▶ What is expected:
Restate the data below word for word. Skip any images it contains.

___ Records to use ___

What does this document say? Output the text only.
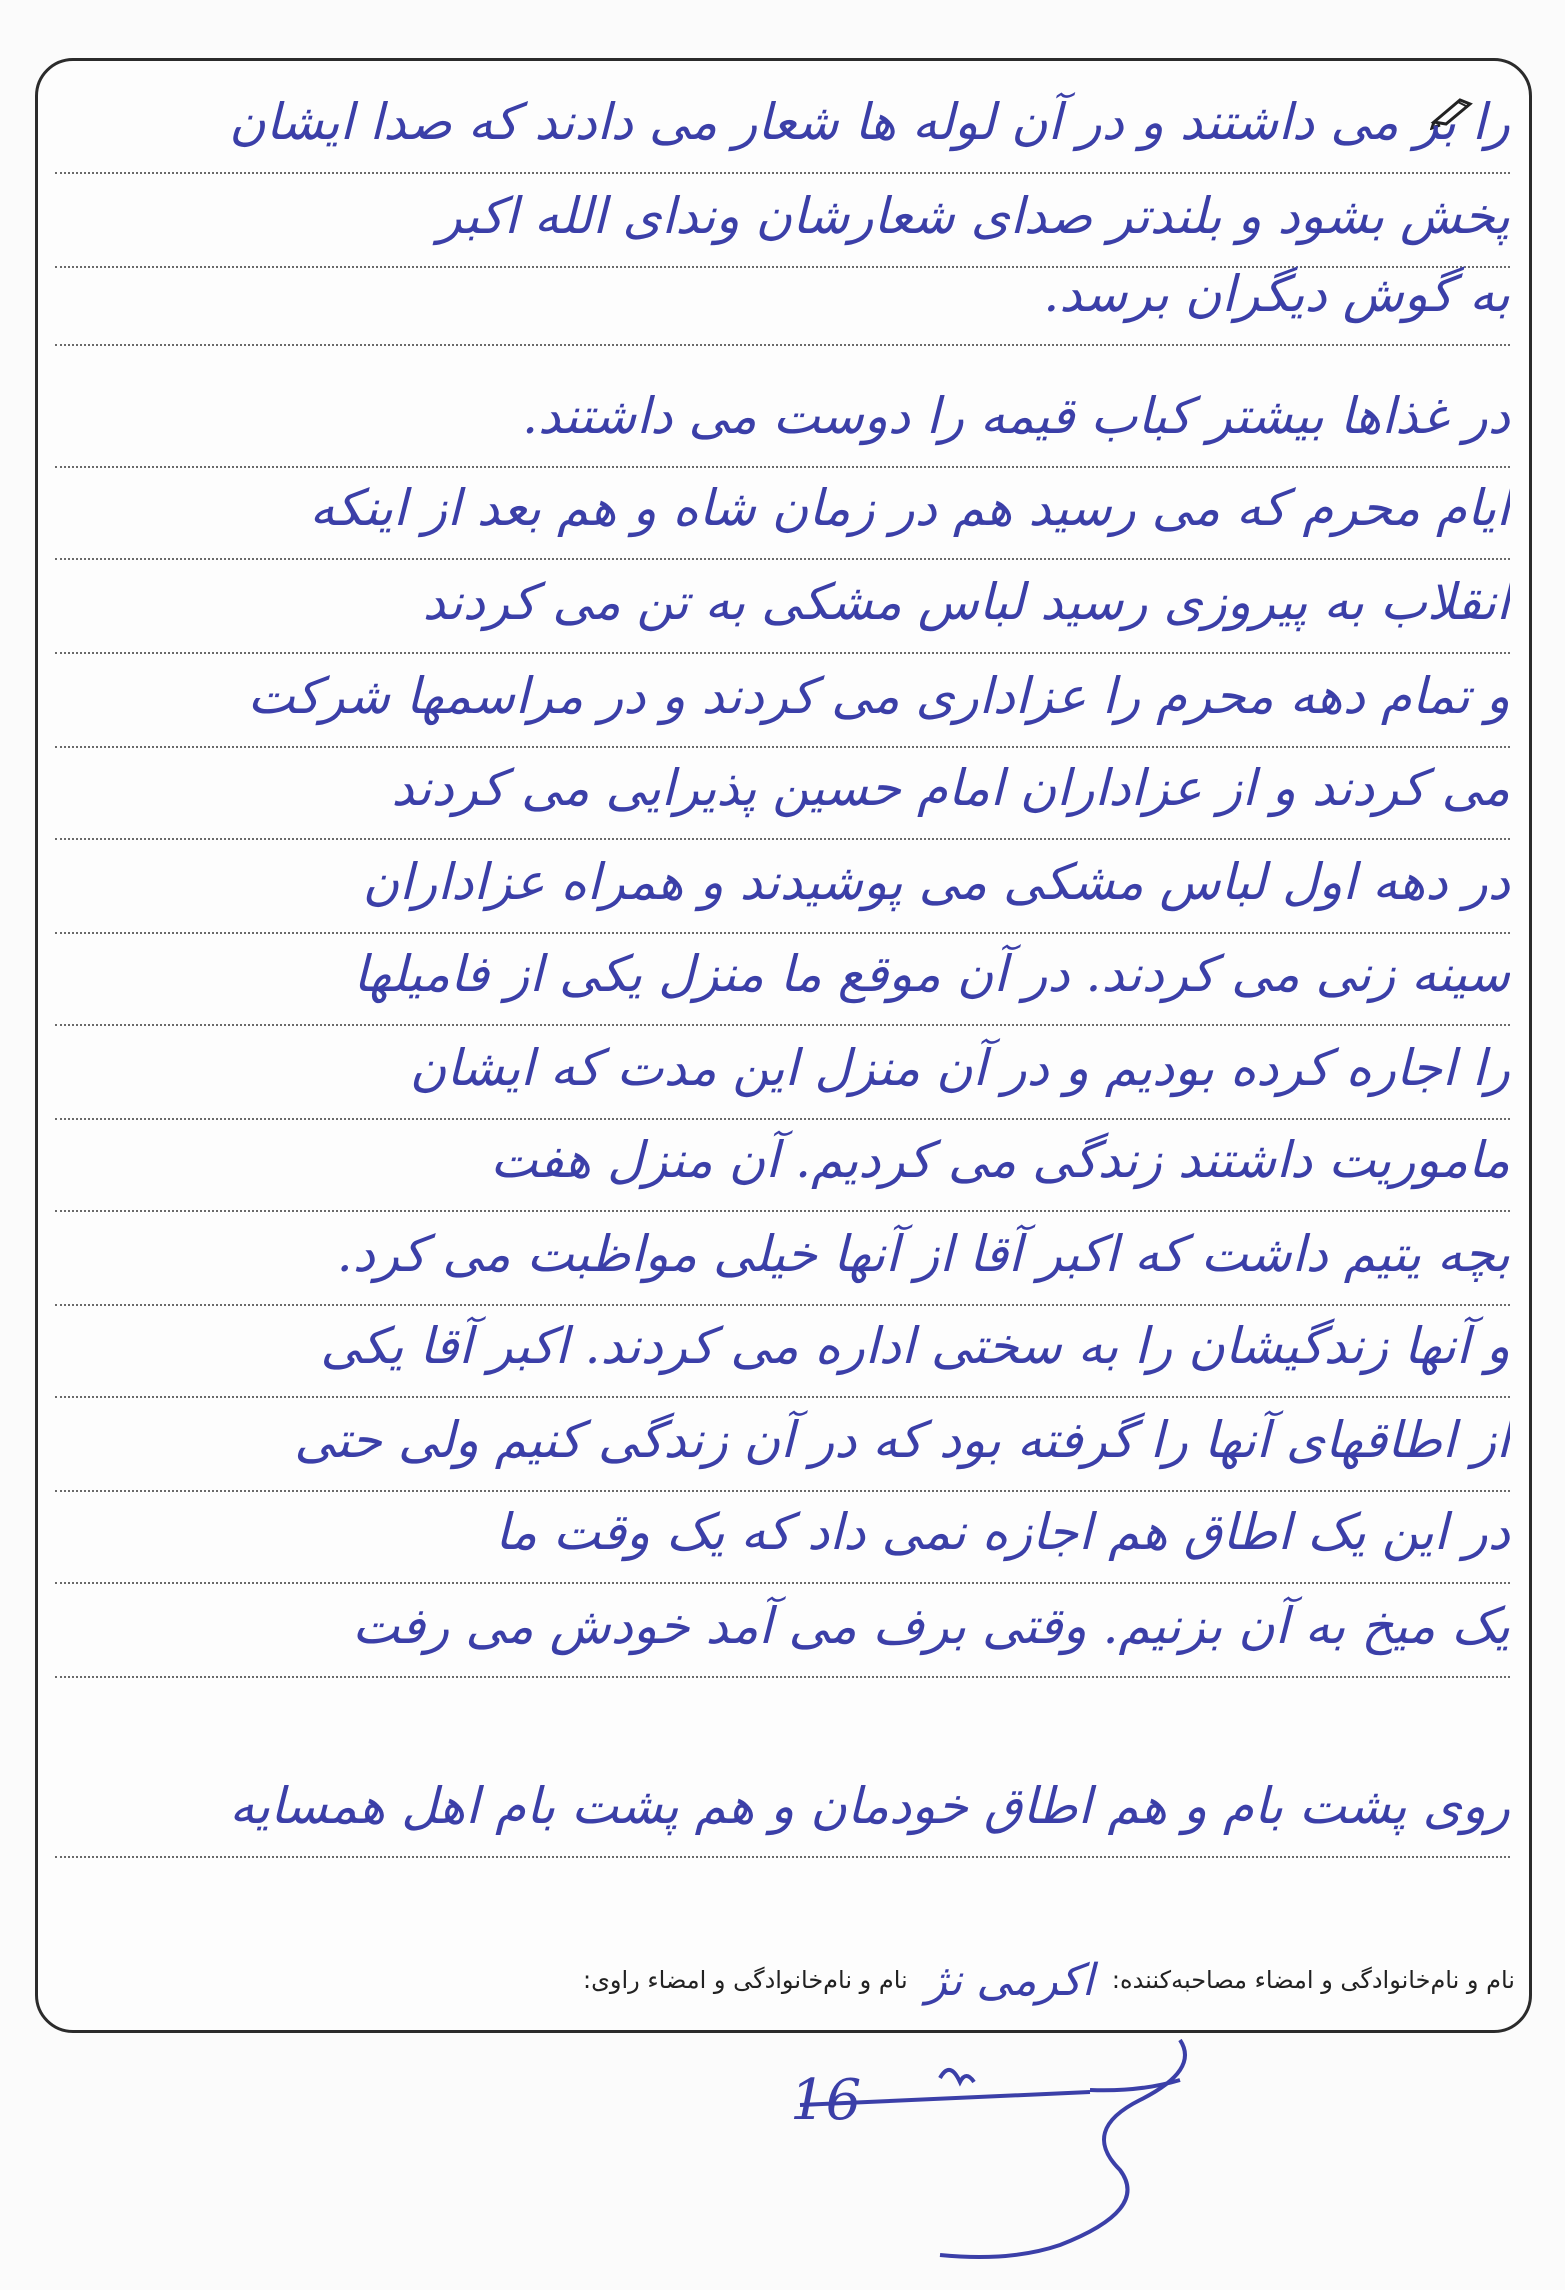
را بر می داشتند و در آن لوله ها شعار می دادند که صدا ایشان
پخش بشود و بلندتر صدای شعارشان ونداى الله اکبر
به گوش دیگران برسد.
در غذاها بیشتر کباب قیمه را دوست می داشتند.
ایام محرم که می رسید هم در زمان شاه و هم بعد از اینکه
انقلاب به پیروزی رسید لباس مشکی به تن می کردند
و تمام دهه محرم را عزاداری می کردند و در مراسمها شرکت
می کردند و از عزاداران امام حسین پذیرایی می کردند
در دهه اول لباس مشکی می پوشیدند و همراه عزاداران
سینه زنی می کردند. در آن موقع ما منزل یکی از فامیلها
را اجاره کرده بودیم و در آن منزل این مدت که ایشان
ماموریت داشتند زندگی می کردیم. آن منزل هفت
بچه یتیم داشت که اکبر آقا از آنها خیلی مواظبت می کرد.
و آنها زندگیشان را به سختی اداره می کردند. اکبر آقا یکی
از اطاقهای آنها را گرفته بود که در آن زندگی کنیم ولی حتی
در این یک اطاق هم اجازه نمی داد که یک وقت ما
یک میخ به آن بزنیم. وقتی برف می آمد خودش می رفت
روی پشت بام و هم اطاق خودمان و هم پشت بام اهل همسایه
نام و نام‌خانوادگی و امضاء مصاحبه‌کننده:
اکرمی نژ
نام و نام‌خانوادگی و امضاء راوی:
16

___

▶ Full response:
What does this document say? Output the text only.
را بر می داشتند و در آن لوله ها شعار می دادند که صدا ایشان
پخش بشود و بلندتر صدای شعارشان ونداى الله اکبر
به گوش دیگران برسد.
در غذاها بیشتر کباب قیمه را دوست می داشتند.
ایام محرم که می رسید هم در زمان شاه و هم بعد از اینکه
انقلاب به پیروزی رسید لباس مشکی به تن می کردند
و تمام دهه محرم را عزاداری می کردند و در مراسمها شرکت
می کردند و از عزاداران امام حسین پذیرایی می کردند
در دهه اول لباس مشکی می پوشیدند و همراه عزاداران
سینه زنی می کردند. در آن موقع ما منزل یکی از فامیلها
را اجاره کرده بودیم و در آن منزل این مدت که ایشان
ماموریت داشتند زندگی می کردیم. آن منزل هفت
بچه یتیم داشت که اکبر آقا از آنها خیلی مواظبت می کرد.
و آنها زندگیشان را به سختی اداره می کردند. اکبر آقا یکی
از اطاقهای آنها را گرفته بود که در آن زندگی کنیم ولی حتی
در این یک اطاق هم اجازه نمی داد که یک وقت ما
یک میخ به آن بزنیم. وقتی برف می آمد خودش می رفت
روی پشت بام و هم اطاق خودمان و هم پشت بام اهل همسایه
نام و نام‌خانوادگی و امضاء مصاحبه‌کننده:
اکرمی نژ
نام و نام‌خانوادگی و امضاء راوی:
16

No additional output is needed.